-- RECORDS FOR PROCESSING start --

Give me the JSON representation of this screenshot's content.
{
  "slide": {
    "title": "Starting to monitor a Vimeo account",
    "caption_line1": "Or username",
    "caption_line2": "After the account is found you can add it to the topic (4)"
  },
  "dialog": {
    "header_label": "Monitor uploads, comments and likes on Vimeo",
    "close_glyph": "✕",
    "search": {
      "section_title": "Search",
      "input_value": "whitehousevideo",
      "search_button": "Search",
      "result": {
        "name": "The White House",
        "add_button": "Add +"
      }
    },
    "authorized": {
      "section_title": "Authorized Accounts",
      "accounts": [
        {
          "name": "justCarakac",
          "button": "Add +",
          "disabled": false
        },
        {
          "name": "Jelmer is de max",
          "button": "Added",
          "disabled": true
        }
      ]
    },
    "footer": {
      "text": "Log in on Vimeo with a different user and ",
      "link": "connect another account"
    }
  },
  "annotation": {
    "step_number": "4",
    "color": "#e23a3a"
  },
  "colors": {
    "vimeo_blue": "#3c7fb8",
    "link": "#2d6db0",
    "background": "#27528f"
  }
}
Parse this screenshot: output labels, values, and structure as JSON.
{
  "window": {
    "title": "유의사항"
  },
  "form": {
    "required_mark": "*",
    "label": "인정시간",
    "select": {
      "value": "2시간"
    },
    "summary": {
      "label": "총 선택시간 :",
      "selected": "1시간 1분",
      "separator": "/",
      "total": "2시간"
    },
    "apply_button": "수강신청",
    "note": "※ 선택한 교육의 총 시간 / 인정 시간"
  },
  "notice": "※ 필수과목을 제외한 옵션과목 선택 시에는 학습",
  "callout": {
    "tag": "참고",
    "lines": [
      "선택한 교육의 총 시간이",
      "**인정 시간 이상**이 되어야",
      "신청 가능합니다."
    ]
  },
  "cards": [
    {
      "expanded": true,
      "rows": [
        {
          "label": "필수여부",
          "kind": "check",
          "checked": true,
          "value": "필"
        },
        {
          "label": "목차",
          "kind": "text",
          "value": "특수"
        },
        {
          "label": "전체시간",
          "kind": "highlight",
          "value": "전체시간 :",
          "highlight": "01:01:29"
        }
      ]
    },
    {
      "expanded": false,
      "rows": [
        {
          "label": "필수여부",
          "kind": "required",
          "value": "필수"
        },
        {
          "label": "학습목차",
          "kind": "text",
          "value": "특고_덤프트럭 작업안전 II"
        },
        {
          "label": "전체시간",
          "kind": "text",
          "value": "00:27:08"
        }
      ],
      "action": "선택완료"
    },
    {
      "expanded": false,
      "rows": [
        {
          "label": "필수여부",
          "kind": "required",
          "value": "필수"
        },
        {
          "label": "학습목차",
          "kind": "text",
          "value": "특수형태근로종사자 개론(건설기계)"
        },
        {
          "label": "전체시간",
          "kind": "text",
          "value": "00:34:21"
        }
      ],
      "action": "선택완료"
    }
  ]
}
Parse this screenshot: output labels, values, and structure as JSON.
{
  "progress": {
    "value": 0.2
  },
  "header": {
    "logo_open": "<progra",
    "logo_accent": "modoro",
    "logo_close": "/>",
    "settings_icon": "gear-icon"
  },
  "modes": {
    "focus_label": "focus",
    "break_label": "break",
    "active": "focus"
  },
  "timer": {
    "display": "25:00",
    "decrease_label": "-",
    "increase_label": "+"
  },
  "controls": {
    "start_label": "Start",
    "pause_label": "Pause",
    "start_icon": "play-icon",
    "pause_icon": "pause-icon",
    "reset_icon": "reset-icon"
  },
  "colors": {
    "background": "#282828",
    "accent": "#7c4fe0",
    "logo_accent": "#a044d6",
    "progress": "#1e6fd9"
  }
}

-- RECORDS FOR PROCESSING end --

**WHAT TO PRODUCE:**
Set down the material above again, word for word.

**WRITTEN RESPONSE:**
Give me the JSON representation of this screenshot's content.
{
  "slide": {
    "title": "Starting to monitor a Vimeo account",
    "caption_line1": "Or username",
    "caption_line2": "After the account is found you can add it to the topic (4)"
  },
  "dialog": {
    "header_label": "Monitor uploads, comments and likes on Vimeo",
    "close_glyph": "✕",
    "search": {
      "section_title": "Search",
      "input_value": "whitehousevideo",
      "search_button": "Search",
      "result": {
        "name": "The White House",
        "add_button": "Add +"
      }
    },
    "authorized": {
      "section_title": "Authorized Accounts",
      "accounts": [
        {
          "name": "justCarakac",
          "button": "Add +",
          "disabled": false
        },
        {
          "name": "Jelmer is de max",
          "button": "Added",
          "disabled": true
        }
      ]
    },
    "footer": {
      "text": "Log in on Vimeo with a different user and ",
      "link": "connect another account"
    }
  },
  "annotation": {
    "step_number": "4",
    "color": "#e23a3a"
  },
  "colors": {
    "vimeo_blue": "#3c7fb8",
    "link": "#2d6db0",
    "background": "#27528f"
  }
}
Parse this screenshot: output labels, values, and structure as JSON.
{
  "window": {
    "title": "유의사항"
  },
  "form": {
    "required_mark": "*",
    "label": "인정시간",
    "select": {
      "value": "2시간"
    },
    "summary": {
      "label": "총 선택시간 :",
      "selected": "1시간 1분",
      "separator": "/",
      "total": "2시간"
    },
    "apply_button": "수강신청",
    "note": "※ 선택한 교육의 총 시간 / 인정 시간"
  },
  "notice": "※ 필수과목을 제외한 옵션과목 선택 시에는 학습",
  "callout": {
    "tag": "참고",
    "lines": [
      "선택한 교육의 총 시간이",
      "**인정 시간 이상**이 되어야",
      "신청 가능합니다."
    ]
  },
  "cards": [
    {
      "expanded": true,
      "rows": [
        {
          "label": "필수여부",
          "kind": "check",
          "checked": true,
          "value": "필"
        },
        {
          "label": "목차",
          "kind": "text",
          "value": "특수"
        },
        {
          "label": "전체시간",
          "kind": "highlight",
          "value": "전체시간 :",
          "highlight": "01:01:29"
        }
      ]
    },
    {
      "expanded": false,
      "rows": [
        {
          "label": "필수여부",
          "kind": "required",
          "value": "필수"
        },
        {
          "label": "학습목차",
          "kind": "text",
          "value": "특고_덤프트럭 작업안전 II"
        },
        {
          "label": "전체시간",
          "kind": "text",
          "value": "00:27:08"
        }
      ],
      "action": "선택완료"
    },
    {
      "expanded": false,
      "rows": [
        {
          "label": "필수여부",
          "kind": "required",
          "value": "필수"
        },
        {
          "label": "학습목차",
          "kind": "text",
          "value": "특수형태근로종사자 개론(건설기계)"
        },
        {
          "label": "전체시간",
          "kind": "text",
          "value": "00:34:21"
        }
      ],
      "action": "선택완료"
    }
  ]
}
Parse this screenshot: output labels, values, and structure as JSON.
{
  "progress": {
    "value": 0.2
  },
  "header": {
    "logo_open": "<progra",
    "logo_accent": "modoro",
    "logo_close": "/>",
    "settings_icon": "gear-icon"
  },
  "modes": {
    "focus_label": "focus",
    "break_label": "break",
    "active": "focus"
  },
  "timer": {
    "display": "25:00",
    "decrease_label": "-",
    "increase_label": "+"
  },
  "controls": {
    "start_label": "Start",
    "pause_label": "Pause",
    "start_icon": "play-icon",
    "pause_icon": "pause-icon",
    "reset_icon": "reset-icon"
  },
  "colors": {
    "background": "#282828",
    "accent": "#7c4fe0",
    "logo_accent": "#a044d6",
    "progress": "#1e6fd9"
  }
}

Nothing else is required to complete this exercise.